## GIVEN TASK
Return the listing below verbatim, from its first line to its last, without any alteration.
※
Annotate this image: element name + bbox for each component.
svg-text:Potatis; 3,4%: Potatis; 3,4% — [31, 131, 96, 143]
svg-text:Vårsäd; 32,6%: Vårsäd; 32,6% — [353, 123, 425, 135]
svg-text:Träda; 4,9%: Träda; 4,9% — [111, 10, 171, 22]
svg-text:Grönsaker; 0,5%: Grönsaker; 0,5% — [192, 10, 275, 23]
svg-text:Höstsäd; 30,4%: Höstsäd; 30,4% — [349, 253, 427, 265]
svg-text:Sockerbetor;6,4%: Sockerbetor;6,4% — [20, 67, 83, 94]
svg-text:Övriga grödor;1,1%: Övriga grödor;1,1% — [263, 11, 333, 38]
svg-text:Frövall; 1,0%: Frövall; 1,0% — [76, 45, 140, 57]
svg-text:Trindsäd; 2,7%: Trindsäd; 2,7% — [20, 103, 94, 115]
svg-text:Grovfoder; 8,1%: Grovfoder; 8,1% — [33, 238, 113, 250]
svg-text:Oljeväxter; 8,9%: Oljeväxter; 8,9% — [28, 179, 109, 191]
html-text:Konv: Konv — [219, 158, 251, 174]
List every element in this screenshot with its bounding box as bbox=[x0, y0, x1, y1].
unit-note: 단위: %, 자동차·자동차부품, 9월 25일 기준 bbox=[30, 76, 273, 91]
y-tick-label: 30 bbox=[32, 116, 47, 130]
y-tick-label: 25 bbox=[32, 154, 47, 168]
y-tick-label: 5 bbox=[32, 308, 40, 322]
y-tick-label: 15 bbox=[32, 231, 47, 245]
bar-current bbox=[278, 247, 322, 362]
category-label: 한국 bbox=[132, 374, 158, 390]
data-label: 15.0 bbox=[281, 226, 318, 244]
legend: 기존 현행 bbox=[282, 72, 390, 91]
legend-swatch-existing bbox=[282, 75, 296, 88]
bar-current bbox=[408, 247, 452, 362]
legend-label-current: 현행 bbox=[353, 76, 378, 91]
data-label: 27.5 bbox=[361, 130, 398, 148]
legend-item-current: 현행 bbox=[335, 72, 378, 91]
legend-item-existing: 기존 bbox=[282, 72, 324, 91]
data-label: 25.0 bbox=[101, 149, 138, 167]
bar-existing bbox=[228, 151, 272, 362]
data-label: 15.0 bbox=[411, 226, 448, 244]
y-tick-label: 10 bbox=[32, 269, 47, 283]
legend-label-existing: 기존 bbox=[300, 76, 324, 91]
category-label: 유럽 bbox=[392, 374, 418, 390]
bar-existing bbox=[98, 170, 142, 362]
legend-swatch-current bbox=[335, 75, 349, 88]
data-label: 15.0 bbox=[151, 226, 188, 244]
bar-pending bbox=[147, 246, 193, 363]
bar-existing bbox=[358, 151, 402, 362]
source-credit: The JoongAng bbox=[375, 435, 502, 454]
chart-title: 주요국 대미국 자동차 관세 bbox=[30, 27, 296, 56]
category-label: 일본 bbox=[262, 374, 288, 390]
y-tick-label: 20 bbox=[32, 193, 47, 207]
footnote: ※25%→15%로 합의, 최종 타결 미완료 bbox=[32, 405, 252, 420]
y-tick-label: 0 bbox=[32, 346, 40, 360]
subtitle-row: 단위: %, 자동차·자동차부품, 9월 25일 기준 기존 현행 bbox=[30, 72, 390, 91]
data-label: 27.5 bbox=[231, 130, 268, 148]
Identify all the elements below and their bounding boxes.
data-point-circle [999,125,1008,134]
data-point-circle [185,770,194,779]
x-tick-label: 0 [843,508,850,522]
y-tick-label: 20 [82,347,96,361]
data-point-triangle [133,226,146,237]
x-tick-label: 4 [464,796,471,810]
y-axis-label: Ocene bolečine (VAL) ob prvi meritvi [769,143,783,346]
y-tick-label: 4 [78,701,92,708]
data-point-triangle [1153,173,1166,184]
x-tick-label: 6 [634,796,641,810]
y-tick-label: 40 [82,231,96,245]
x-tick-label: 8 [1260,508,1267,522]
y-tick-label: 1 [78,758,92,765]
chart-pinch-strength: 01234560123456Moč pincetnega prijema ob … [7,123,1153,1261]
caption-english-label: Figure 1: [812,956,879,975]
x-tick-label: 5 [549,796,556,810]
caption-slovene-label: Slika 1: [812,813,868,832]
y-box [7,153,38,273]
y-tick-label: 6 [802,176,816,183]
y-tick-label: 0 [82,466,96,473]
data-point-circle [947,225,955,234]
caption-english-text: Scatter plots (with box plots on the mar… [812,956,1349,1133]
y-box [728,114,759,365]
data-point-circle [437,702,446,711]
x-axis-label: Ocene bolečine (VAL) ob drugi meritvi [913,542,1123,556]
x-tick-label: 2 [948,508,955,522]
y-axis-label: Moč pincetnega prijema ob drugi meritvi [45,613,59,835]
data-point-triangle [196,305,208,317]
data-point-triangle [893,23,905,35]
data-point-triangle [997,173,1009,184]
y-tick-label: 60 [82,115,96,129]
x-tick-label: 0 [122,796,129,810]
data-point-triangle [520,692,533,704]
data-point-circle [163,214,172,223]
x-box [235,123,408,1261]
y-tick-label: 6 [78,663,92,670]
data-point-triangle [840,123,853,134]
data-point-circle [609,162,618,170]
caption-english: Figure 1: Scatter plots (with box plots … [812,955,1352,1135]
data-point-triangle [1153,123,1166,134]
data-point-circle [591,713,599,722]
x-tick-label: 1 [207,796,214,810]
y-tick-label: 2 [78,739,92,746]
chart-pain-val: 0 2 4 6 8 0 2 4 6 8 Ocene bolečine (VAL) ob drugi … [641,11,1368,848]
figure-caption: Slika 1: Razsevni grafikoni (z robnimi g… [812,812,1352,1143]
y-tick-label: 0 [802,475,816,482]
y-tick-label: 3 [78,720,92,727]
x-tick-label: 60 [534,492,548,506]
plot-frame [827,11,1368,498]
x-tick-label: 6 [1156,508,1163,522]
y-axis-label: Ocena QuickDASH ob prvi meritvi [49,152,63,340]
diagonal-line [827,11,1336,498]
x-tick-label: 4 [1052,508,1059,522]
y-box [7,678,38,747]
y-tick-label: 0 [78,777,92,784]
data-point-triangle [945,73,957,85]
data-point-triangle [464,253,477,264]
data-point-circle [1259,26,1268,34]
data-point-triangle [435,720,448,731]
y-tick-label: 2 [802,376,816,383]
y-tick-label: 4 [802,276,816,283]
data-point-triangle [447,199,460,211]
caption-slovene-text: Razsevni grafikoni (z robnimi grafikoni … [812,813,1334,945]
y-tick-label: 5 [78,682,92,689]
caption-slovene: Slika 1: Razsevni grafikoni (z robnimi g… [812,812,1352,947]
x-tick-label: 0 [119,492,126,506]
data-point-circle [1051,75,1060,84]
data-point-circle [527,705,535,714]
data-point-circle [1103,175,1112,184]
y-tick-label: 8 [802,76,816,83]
※
## REPLY
Annotate this image: element name + bbox for each component.
svg-text:Potatis; 3,4%: Potatis; 3,4% — [31, 131, 96, 143]
svg-text:Vårsäd; 32,6%: Vårsäd; 32,6% — [353, 123, 425, 135]
svg-text:Träda; 4,9%: Träda; 4,9% — [111, 10, 171, 22]
svg-text:Grönsaker; 0,5%: Grönsaker; 0,5% — [192, 10, 275, 23]
svg-text:Höstsäd; 30,4%: Höstsäd; 30,4% — [349, 253, 427, 265]
svg-text:Sockerbetor;6,4%: Sockerbetor;6,4% — [20, 67, 83, 94]
svg-text:Övriga grödor;1,1%: Övriga grödor;1,1% — [263, 11, 333, 38]
svg-text:Frövall; 1,0%: Frövall; 1,0% — [76, 45, 140, 57]
svg-text:Trindsäd; 2,7%: Trindsäd; 2,7% — [20, 103, 94, 115]
svg-text:Grovfoder; 8,1%: Grovfoder; 8,1% — [33, 238, 113, 250]
svg-text:Oljeväxter; 8,9%: Oljeväxter; 8,9% — [28, 179, 109, 191]
html-text:Konv: Konv — [219, 158, 251, 174]
List every element in this screenshot with its bounding box as bbox=[x0, y0, x1, y1].
unit-note: 단위: %, 자동차·자동차부품, 9월 25일 기준 bbox=[30, 76, 273, 91]
y-tick-label: 30 bbox=[32, 116, 47, 130]
y-tick-label: 25 bbox=[32, 154, 47, 168]
y-tick-label: 5 bbox=[32, 308, 40, 322]
y-tick-label: 15 bbox=[32, 231, 47, 245]
bar-current bbox=[278, 247, 322, 362]
category-label: 한국 bbox=[132, 374, 158, 390]
data-label: 15.0 bbox=[281, 226, 318, 244]
legend: 기존 현행 bbox=[282, 72, 390, 91]
legend-swatch-existing bbox=[282, 75, 296, 88]
bar-current bbox=[408, 247, 452, 362]
legend-label-current: 현행 bbox=[353, 76, 378, 91]
data-label: 27.5 bbox=[361, 130, 398, 148]
legend-item-current: 현행 bbox=[335, 72, 378, 91]
legend-item-existing: 기존 bbox=[282, 72, 324, 91]
data-label: 25.0 bbox=[101, 149, 138, 167]
bar-existing bbox=[228, 151, 272, 362]
data-label: 15.0 bbox=[411, 226, 448, 244]
y-tick-label: 10 bbox=[32, 269, 47, 283]
legend-label-existing: 기존 bbox=[300, 76, 324, 91]
category-label: 유럽 bbox=[392, 374, 418, 390]
bar-existing bbox=[98, 170, 142, 362]
legend-swatch-current bbox=[335, 75, 349, 88]
data-label: 15.0 bbox=[151, 226, 188, 244]
bar-pending bbox=[147, 246, 193, 363]
bar-existing bbox=[358, 151, 402, 362]
source-credit: The JoongAng bbox=[375, 435, 502, 454]
chart-title: 주요국 대미국 자동차 관세 bbox=[30, 27, 296, 56]
category-label: 일본 bbox=[262, 374, 288, 390]
y-tick-label: 20 bbox=[32, 193, 47, 207]
footnote: ※25%→15%로 합의, 최종 타결 미완료 bbox=[32, 405, 252, 420]
y-tick-label: 0 bbox=[32, 346, 40, 360]
subtitle-row: 단위: %, 자동차·자동차부품, 9월 25일 기준 기존 현행 bbox=[30, 72, 390, 91]
data-label: 27.5 bbox=[231, 130, 268, 148]
Identify all the elements below and their bounding boxes.
data-point-circle [999,125,1008,134]
data-point-circle [185,770,194,779]
x-tick-label: 0 [843,508,850,522]
y-tick-label: 20 [82,347,96,361]
data-point-triangle [133,226,146,237]
x-tick-label: 4 [464,796,471,810]
y-axis-label: Ocene bolečine (VAL) ob prvi meritvi [769,143,783,346]
y-tick-label: 4 [78,701,92,708]
data-point-triangle [1153,173,1166,184]
x-tick-label: 6 [634,796,641,810]
y-tick-label: 40 [82,231,96,245]
x-tick-label: 8 [1260,508,1267,522]
y-tick-label: 1 [78,758,92,765]
chart-pinch-strength: 01234560123456Moč pincetnega prijema ob … [7,123,1153,1261]
caption-english-label: Figure 1: [812,956,879,975]
x-tick-label: 5 [549,796,556,810]
caption-slovene-label: Slika 1: [812,813,868,832]
y-box [7,153,38,273]
y-tick-label: 6 [802,176,816,183]
y-tick-label: 0 [82,466,96,473]
data-point-circle [947,225,955,234]
caption-english-text: Scatter plots (with box plots on the mar… [812,956,1349,1133]
y-box [728,114,759,365]
data-point-circle [437,702,446,711]
x-axis-label: Ocene bolečine (VAL) ob drugi meritvi [913,542,1123,556]
x-tick-label: 2 [948,508,955,522]
y-axis-label: Moč pincetnega prijema ob drugi meritvi [45,613,59,835]
data-point-triangle [196,305,208,317]
data-point-triangle [893,23,905,35]
data-point-triangle [997,173,1009,184]
y-tick-label: 60 [82,115,96,129]
x-tick-label: 0 [122,796,129,810]
data-point-triangle [520,692,533,704]
data-point-circle [163,214,172,223]
x-box [235,123,408,1261]
y-tick-label: 6 [78,663,92,670]
data-point-triangle [840,123,853,134]
data-point-circle [609,162,618,170]
caption-english: Figure 1: Scatter plots (with box plots … [812,955,1352,1135]
data-point-triangle [1153,123,1166,134]
data-point-circle [591,713,599,722]
x-tick-label: 1 [207,796,214,810]
y-tick-label: 2 [78,739,92,746]
chart-pain-val: 0 2 4 6 8 0 2 4 6 8 Ocene bolečine (VAL) ob drugi … [641,11,1368,848]
figure-caption: Slika 1: Razsevni grafikoni (z robnimi g… [812,812,1352,1143]
y-tick-label: 0 [802,475,816,482]
y-tick-label: 3 [78,720,92,727]
x-tick-label: 60 [534,492,548,506]
plot-frame [827,11,1368,498]
x-tick-label: 6 [1156,508,1163,522]
y-axis-label: Ocena QuickDASH ob prvi meritvi [49,152,63,340]
diagonal-line [827,11,1336,498]
x-tick-label: 4 [1052,508,1059,522]
y-box [7,678,38,747]
y-tick-label: 0 [78,777,92,784]
data-point-triangle [945,73,957,85]
data-point-triangle [464,253,477,264]
data-point-circle [1259,26,1268,34]
data-point-triangle [435,720,448,731]
y-tick-label: 2 [802,376,816,383]
y-tick-label: 4 [802,276,816,283]
data-point-triangle [447,199,460,211]
caption-slovene-text: Razsevni grafikoni (z robnimi grafikoni … [812,813,1334,945]
y-tick-label: 5 [78,682,92,689]
caption-slovene: Slika 1: Razsevni grafikoni (z robnimi g… [812,812,1352,947]
x-tick-label: 0 [119,492,126,506]
data-point-circle [1051,75,1060,84]
data-point-circle [527,705,535,714]
data-point-circle [1103,175,1112,184]
y-tick-label: 8 [802,76,816,83]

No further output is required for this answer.